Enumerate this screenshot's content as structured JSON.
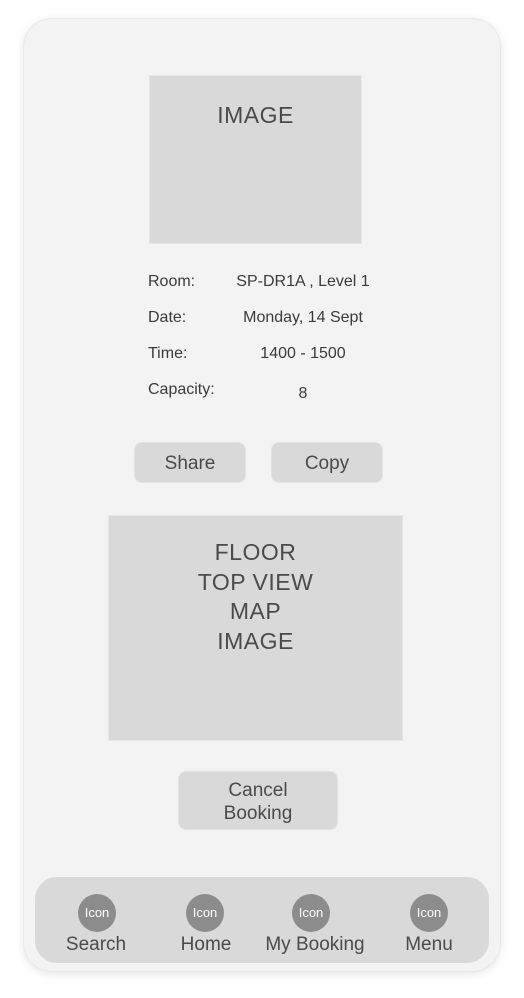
{
  "hero": {
    "label": "IMAGE"
  },
  "details": [
    {
      "label": "Room:",
      "value": "SP-DR1A , Level 1"
    },
    {
      "label": "Date:",
      "value": "Monday, 14 Sept"
    },
    {
      "label": "Time:",
      "value": "1400 - 1500"
    },
    {
      "label": "Capacity:",
      "value": "8"
    }
  ],
  "actions": {
    "share_label": "Share",
    "copy_label": "Copy"
  },
  "map": {
    "label": "FLOOR\nTOP VIEW\nMAP\nIMAGE"
  },
  "cancel": {
    "label": "Cancel\nBooking"
  },
  "nav": [
    {
      "icon": "Icon",
      "label": "Search"
    },
    {
      "icon": "Icon",
      "label": "Home"
    },
    {
      "icon": "Icon",
      "label": "My Booking"
    },
    {
      "icon": "Icon",
      "label": "Menu"
    }
  ]
}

# # #

WHAT TO PRODUCE = Write the entries above out in full, exactly, with no images.

OUTPUT =
Enumerate this screenshot's content as structured JSON.
{
  "hero": {
    "label": "IMAGE"
  },
  "details": [
    {
      "label": "Room:",
      "value": "SP-DR1A , Level 1"
    },
    {
      "label": "Date:",
      "value": "Monday, 14 Sept"
    },
    {
      "label": "Time:",
      "value": "1400 - 1500"
    },
    {
      "label": "Capacity:",
      "value": "8"
    }
  ],
  "actions": {
    "share_label": "Share",
    "copy_label": "Copy"
  },
  "map": {
    "label": "FLOOR\nTOP VIEW\nMAP\nIMAGE"
  },
  "cancel": {
    "label": "Cancel\nBooking"
  },
  "nav": [
    {
      "icon": "Icon",
      "label": "Search"
    },
    {
      "icon": "Icon",
      "label": "Home"
    },
    {
      "icon": "Icon",
      "label": "My Booking"
    },
    {
      "icon": "Icon",
      "label": "Menu"
    }
  ]
}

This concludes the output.